-- start of Information provided --

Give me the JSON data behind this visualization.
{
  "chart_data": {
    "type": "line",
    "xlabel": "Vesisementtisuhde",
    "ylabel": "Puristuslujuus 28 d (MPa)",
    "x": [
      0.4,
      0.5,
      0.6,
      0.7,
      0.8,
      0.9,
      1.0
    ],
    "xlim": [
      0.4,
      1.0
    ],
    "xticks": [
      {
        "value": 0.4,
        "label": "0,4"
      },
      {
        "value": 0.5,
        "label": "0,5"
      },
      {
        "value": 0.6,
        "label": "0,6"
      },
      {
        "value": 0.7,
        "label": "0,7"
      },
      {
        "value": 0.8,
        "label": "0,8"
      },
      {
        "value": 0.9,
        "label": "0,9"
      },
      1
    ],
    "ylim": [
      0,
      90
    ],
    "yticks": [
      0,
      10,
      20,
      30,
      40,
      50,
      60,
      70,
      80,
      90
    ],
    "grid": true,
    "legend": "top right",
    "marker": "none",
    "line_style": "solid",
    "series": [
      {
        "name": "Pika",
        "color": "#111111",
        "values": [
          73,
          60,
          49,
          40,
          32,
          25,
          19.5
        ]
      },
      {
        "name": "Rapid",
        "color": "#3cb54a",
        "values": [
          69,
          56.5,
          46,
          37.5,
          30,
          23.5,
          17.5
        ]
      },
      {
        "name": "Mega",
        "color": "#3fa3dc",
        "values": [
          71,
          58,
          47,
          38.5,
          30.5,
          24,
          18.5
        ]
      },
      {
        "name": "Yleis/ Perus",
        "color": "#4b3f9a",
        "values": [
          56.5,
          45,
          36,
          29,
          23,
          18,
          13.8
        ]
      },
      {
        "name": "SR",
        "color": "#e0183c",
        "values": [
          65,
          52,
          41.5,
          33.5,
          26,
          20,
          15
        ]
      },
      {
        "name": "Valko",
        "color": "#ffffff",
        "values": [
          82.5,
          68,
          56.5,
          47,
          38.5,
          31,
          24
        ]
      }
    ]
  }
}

-- end of Information provided --

What is needed - Using the data above, say how many lines include "color". No other reply is needed.

Response - 6